Every line with the word "Years" in it should be extracted from the data that follows.

* Start Data in this exercise *

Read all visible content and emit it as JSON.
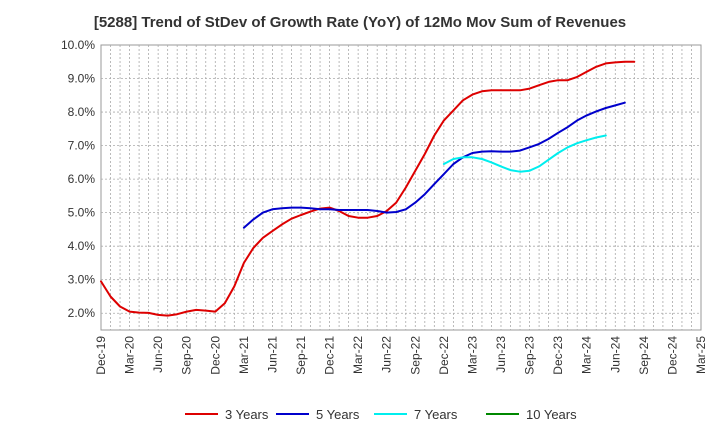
{
  "chart_data": {
    "type": "line",
    "title": "[5288]  Trend of StDev of Growth Rate (YoY) of 12Mo Mov Sum of Revenues",
    "xlabel": "",
    "ylabel": "",
    "ylim": [
      1.5,
      10.0
    ],
    "yticks": [
      2.0,
      3.0,
      4.0,
      5.0,
      6.0,
      7.0,
      8.0,
      9.0,
      10.0
    ],
    "ytick_labels": [
      "2.0%",
      "3.0%",
      "4.0%",
      "5.0%",
      "6.0%",
      "7.0%",
      "8.0%",
      "9.0%",
      "10.0%"
    ],
    "x_tick_labels": [
      "Dec-19",
      "Mar-20",
      "Jun-20",
      "Sep-20",
      "Dec-20",
      "Mar-21",
      "Jun-21",
      "Sep-21",
      "Dec-21",
      "Mar-22",
      "Jun-22",
      "Sep-22",
      "Dec-22",
      "Mar-23",
      "Jun-23",
      "Sep-23",
      "Dec-23",
      "Mar-24",
      "Jun-24",
      "Sep-24",
      "Dec-24",
      "Mar-25"
    ],
    "x_start": "Dec-19",
    "x_count": 64,
    "grid": true,
    "legend_position": "bottom",
    "series": [
      {
        "name": "3 Years",
        "color": "#dd0000",
        "start_index": 0,
        "values": [
          2.95,
          2.5,
          2.2,
          2.05,
          2.02,
          2.01,
          1.95,
          1.93,
          1.97,
          2.05,
          2.1,
          2.08,
          2.05,
          2.3,
          2.8,
          3.5,
          3.95,
          4.25,
          4.45,
          4.65,
          4.82,
          4.93,
          5.03,
          5.12,
          5.15,
          5.05,
          4.9,
          4.85,
          4.85,
          4.9,
          5.05,
          5.3,
          5.75,
          6.25,
          6.75,
          7.3,
          7.75,
          8.05,
          8.35,
          8.52,
          8.62,
          8.65,
          8.65,
          8.65,
          8.65,
          8.7,
          8.8,
          8.9,
          8.95,
          8.95,
          9.05,
          9.2,
          9.35,
          9.45,
          9.48,
          9.5,
          9.5
        ]
      },
      {
        "name": "5 Years",
        "color": "#0000cc",
        "start_index": 15,
        "values": [
          4.55,
          4.8,
          5.0,
          5.1,
          5.13,
          5.15,
          5.15,
          5.13,
          5.1,
          5.1,
          5.08,
          5.08,
          5.08,
          5.08,
          5.05,
          5.0,
          5.02,
          5.1,
          5.3,
          5.55,
          5.85,
          6.15,
          6.45,
          6.65,
          6.78,
          6.82,
          6.83,
          6.82,
          6.82,
          6.85,
          6.95,
          7.05,
          7.2,
          7.38,
          7.55,
          7.75,
          7.9,
          8.02,
          8.12,
          8.2,
          8.28
        ]
      },
      {
        "name": "7 Years",
        "color": "#00eeee",
        "start_index": 36,
        "values": [
          6.45,
          6.6,
          6.65,
          6.65,
          6.6,
          6.5,
          6.38,
          6.27,
          6.22,
          6.25,
          6.38,
          6.58,
          6.78,
          6.95,
          7.07,
          7.16,
          7.24,
          7.3
        ]
      },
      {
        "name": "10 Years",
        "color": "#008800",
        "start_index": 0,
        "values": []
      }
    ]
  }
}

* End Data in this exercise *

### Answer to this task:
        "name": "3 Years",
        "name": "5 Years",
        "name": "7 Years",
        "name": "10 Years",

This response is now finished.